* Start Source data *

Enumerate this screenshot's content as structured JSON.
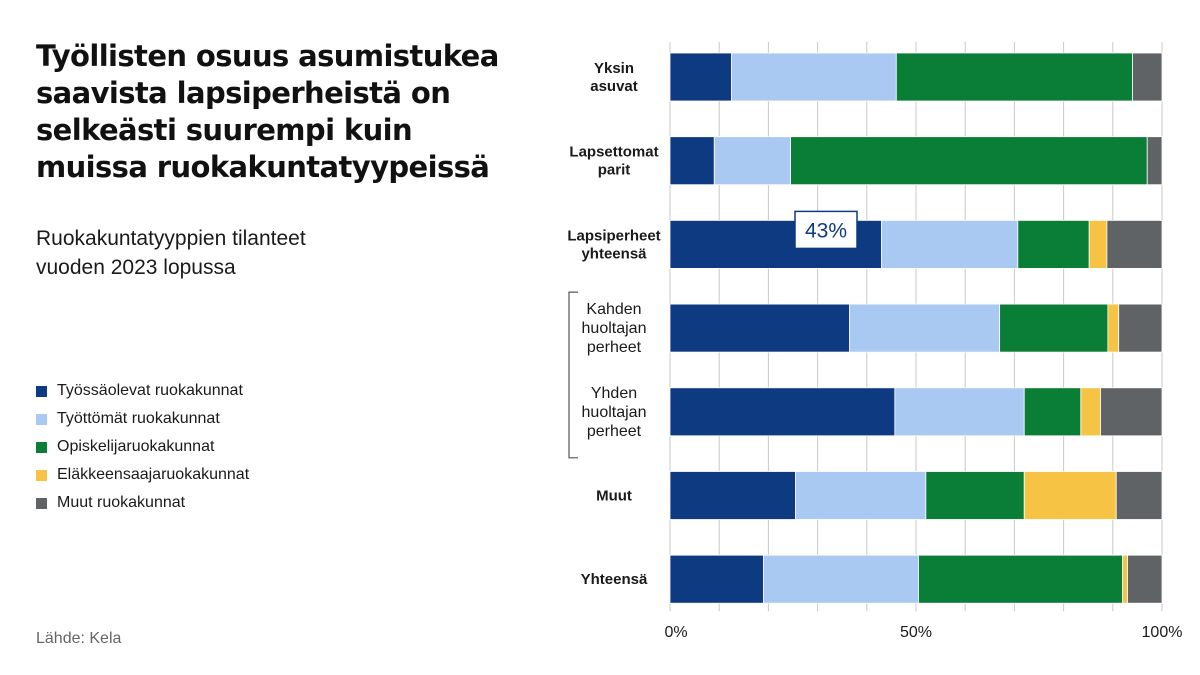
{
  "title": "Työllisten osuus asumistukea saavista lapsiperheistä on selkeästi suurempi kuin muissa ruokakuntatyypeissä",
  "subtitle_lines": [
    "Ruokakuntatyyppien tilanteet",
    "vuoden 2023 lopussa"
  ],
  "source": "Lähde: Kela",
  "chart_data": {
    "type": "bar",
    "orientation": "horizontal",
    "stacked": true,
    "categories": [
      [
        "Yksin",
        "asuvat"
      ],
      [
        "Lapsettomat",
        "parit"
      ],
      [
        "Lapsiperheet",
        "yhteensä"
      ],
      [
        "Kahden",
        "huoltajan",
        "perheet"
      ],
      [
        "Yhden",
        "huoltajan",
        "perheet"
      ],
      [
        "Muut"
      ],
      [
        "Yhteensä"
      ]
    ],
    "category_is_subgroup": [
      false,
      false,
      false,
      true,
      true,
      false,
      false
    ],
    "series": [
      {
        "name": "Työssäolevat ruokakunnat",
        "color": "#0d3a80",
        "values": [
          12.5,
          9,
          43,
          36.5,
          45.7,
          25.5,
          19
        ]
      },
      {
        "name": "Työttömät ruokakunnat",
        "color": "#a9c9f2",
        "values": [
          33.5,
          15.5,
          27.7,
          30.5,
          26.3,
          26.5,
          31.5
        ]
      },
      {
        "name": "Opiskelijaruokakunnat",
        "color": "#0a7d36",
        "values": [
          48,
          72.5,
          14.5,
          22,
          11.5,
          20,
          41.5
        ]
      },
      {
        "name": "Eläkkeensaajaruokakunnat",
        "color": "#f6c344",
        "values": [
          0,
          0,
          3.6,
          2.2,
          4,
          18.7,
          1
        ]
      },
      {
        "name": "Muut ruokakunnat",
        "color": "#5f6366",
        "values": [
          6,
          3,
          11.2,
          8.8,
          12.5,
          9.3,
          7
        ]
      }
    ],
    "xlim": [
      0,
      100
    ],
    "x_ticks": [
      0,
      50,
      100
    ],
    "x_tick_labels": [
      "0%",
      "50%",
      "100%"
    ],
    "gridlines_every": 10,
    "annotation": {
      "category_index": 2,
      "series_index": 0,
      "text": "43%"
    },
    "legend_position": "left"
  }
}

* End Source data *

→ Objective:
Every entry above needs to be retyped exactly; drop the pictures.

→ Solution below:
Enumerate this screenshot's content as structured JSON.
{
  "title": "Työllisten osuus asumistukea saavista lapsiperheistä on selkeästi suurempi kuin muissa ruokakuntatyypeissä",
  "subtitle_lines": [
    "Ruokakuntatyyppien tilanteet",
    "vuoden 2023 lopussa"
  ],
  "source": "Lähde: Kela",
  "chart_data": {
    "type": "bar",
    "orientation": "horizontal",
    "stacked": true,
    "categories": [
      [
        "Yksin",
        "asuvat"
      ],
      [
        "Lapsettomat",
        "parit"
      ],
      [
        "Lapsiperheet",
        "yhteensä"
      ],
      [
        "Kahden",
        "huoltajan",
        "perheet"
      ],
      [
        "Yhden",
        "huoltajan",
        "perheet"
      ],
      [
        "Muut"
      ],
      [
        "Yhteensä"
      ]
    ],
    "category_is_subgroup": [
      false,
      false,
      false,
      true,
      true,
      false,
      false
    ],
    "series": [
      {
        "name": "Työssäolevat ruokakunnat",
        "color": "#0d3a80",
        "values": [
          12.5,
          9,
          43,
          36.5,
          45.7,
          25.5,
          19
        ]
      },
      {
        "name": "Työttömät ruokakunnat",
        "color": "#a9c9f2",
        "values": [
          33.5,
          15.5,
          27.7,
          30.5,
          26.3,
          26.5,
          31.5
        ]
      },
      {
        "name": "Opiskelijaruokakunnat",
        "color": "#0a7d36",
        "values": [
          48,
          72.5,
          14.5,
          22,
          11.5,
          20,
          41.5
        ]
      },
      {
        "name": "Eläkkeensaajaruokakunnat",
        "color": "#f6c344",
        "values": [
          0,
          0,
          3.6,
          2.2,
          4,
          18.7,
          1
        ]
      },
      {
        "name": "Muut ruokakunnat",
        "color": "#5f6366",
        "values": [
          6,
          3,
          11.2,
          8.8,
          12.5,
          9.3,
          7
        ]
      }
    ],
    "xlim": [
      0,
      100
    ],
    "x_ticks": [
      0,
      50,
      100
    ],
    "x_tick_labels": [
      "0%",
      "50%",
      "100%"
    ],
    "gridlines_every": 10,
    "annotation": {
      "category_index": 2,
      "series_index": 0,
      "text": "43%"
    },
    "legend_position": "left"
  }
}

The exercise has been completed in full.